-------- Extracted data --------
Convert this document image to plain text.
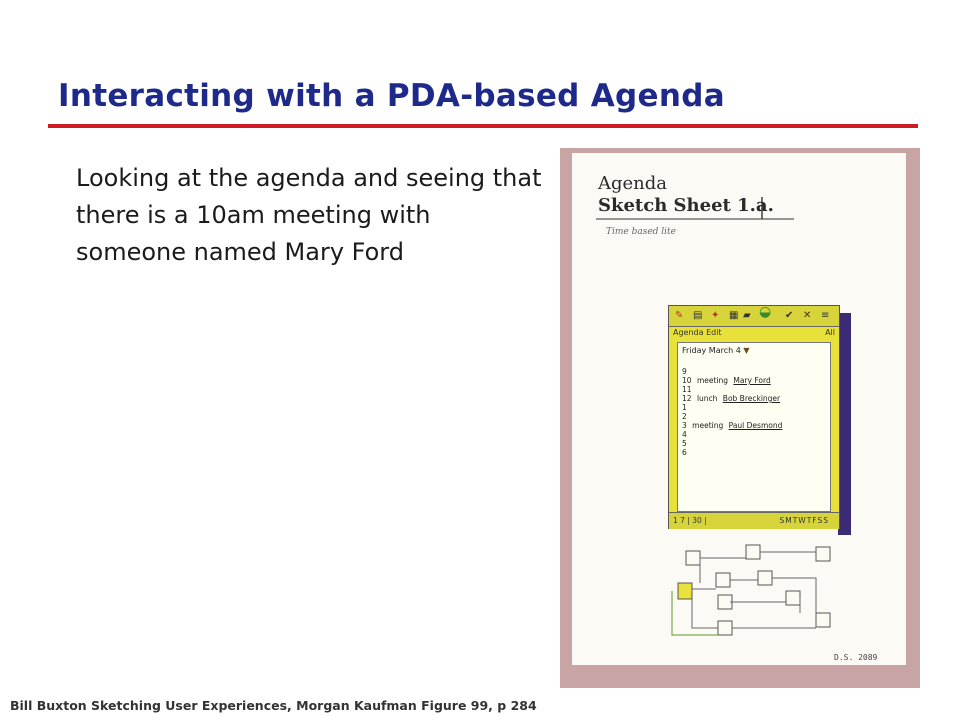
Interacting with a PDA-based Agenda
Looking at the agenda and seeing that there is a 10am meeting with someone named Mary Ford
Agenda
Sketch Sheet 1.a.
Time based lite
✎ ▤ ✦ ▦ ▰ ◒ ✔ ✕ ≡
Agenda Edit	All
Friday March 4 ▼
9
10 meeting Mary Ford
11
12 lunch Bob Breckinger
1
2
3 meeting Paul Desmond
4
5
6
1 7 | 30 |	SMTWTFSS
D.S. 2089
Bill Buxton Sketching User Experiences, Morgan Kaufman Figure 99, p 284
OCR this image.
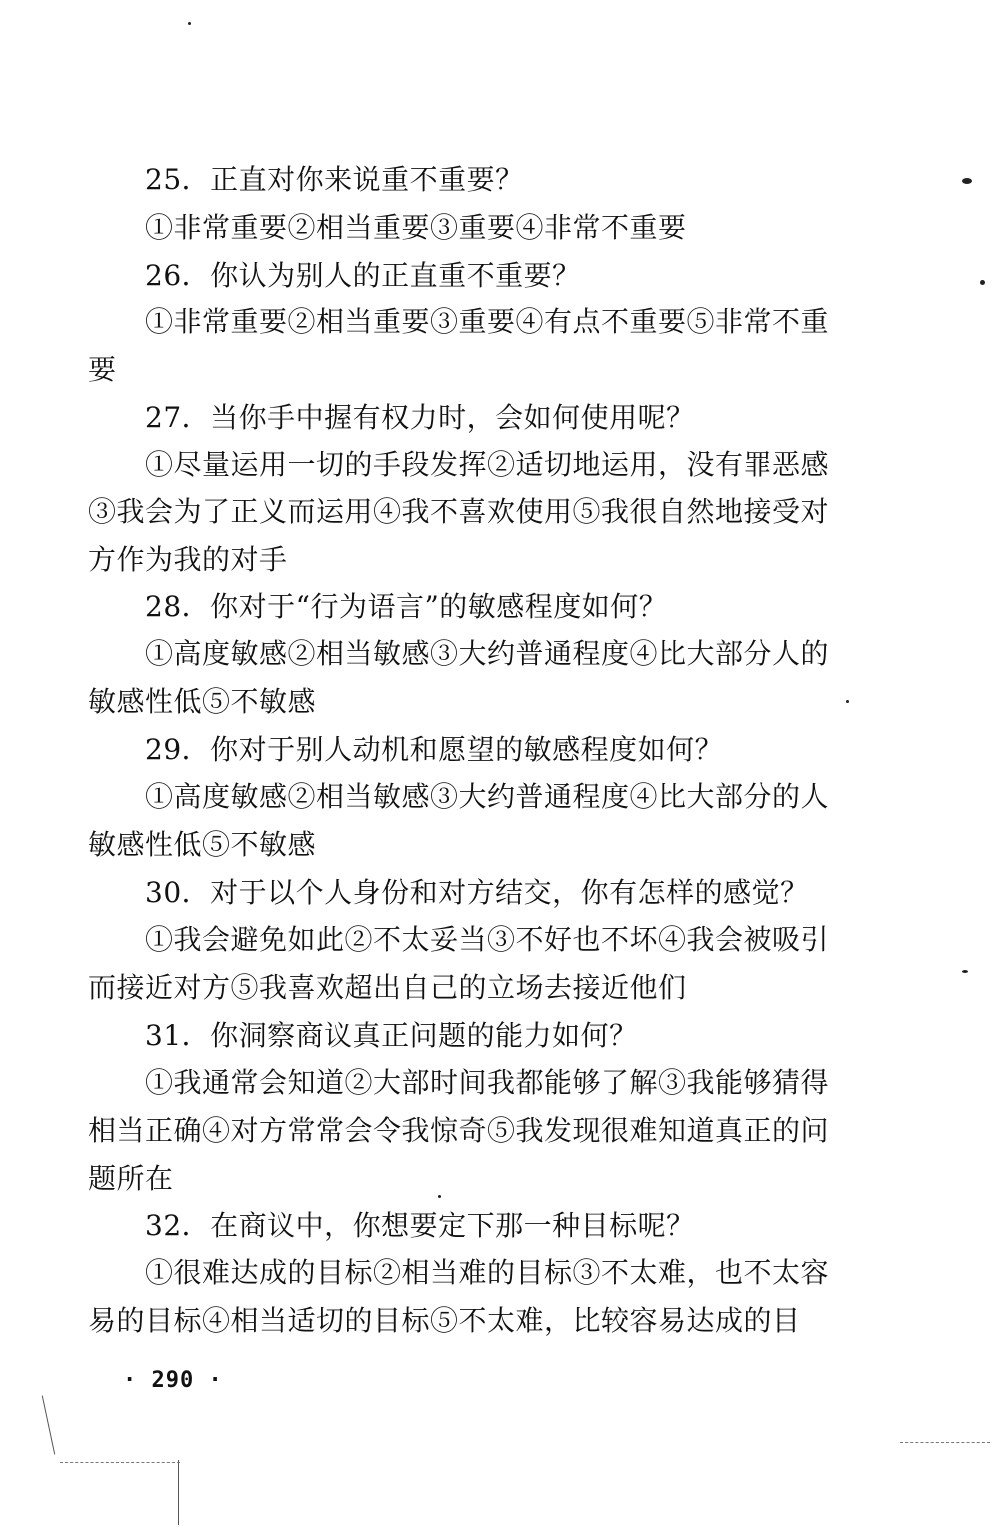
25．正直对你来说重不重要？
①非常重要②相当重要③重要④非常不重要
26．你认为别人的正直重不重要？
①非常重要②相当重要③重要④有点不重要⑤非常不重
要
27．当你手中握有权力时，会如何使用呢？
①尽量运用一切的手段发挥②适切地运用，没有罪恶感
③我会为了正义而运用④我不喜欢使用⑤我很自然地接受对
方作为我的对手
28．你对于“行为语言”的敏感程度如何？
①高度敏感②相当敏感③大约普通程度④比大部分人的
敏感性低⑤不敏感
29．你对于别人动机和愿望的敏感程度如何？
①高度敏感②相当敏感③大约普通程度④比大部分的人
敏感性低⑤不敏感
30．对于以个人身份和对方结交，你有怎样的感觉？
①我会避免如此②不太妥当③不好也不坏④我会被吸引
而接近对方⑤我喜欢超出自己的立场去接近他们
31．你洞察商议真正问题的能力如何？
①我通常会知道②大部时间我都能够了解③我能够猜得
相当正确④对方常常会令我惊奇⑤我发现很难知道真正的问
题所在
32．在商议中，你想要定下那一种目标呢？
①很难达成的目标②相当难的目标③不太难，也不太容
易的目标④相当适切的目标⑤不太难，比较容易达成的目
· 290 ·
--------
### Requirements
Pick each line holding the word "this" out of the data and copy it.

### Written response
Convert this document image to plain text.
OCR this image.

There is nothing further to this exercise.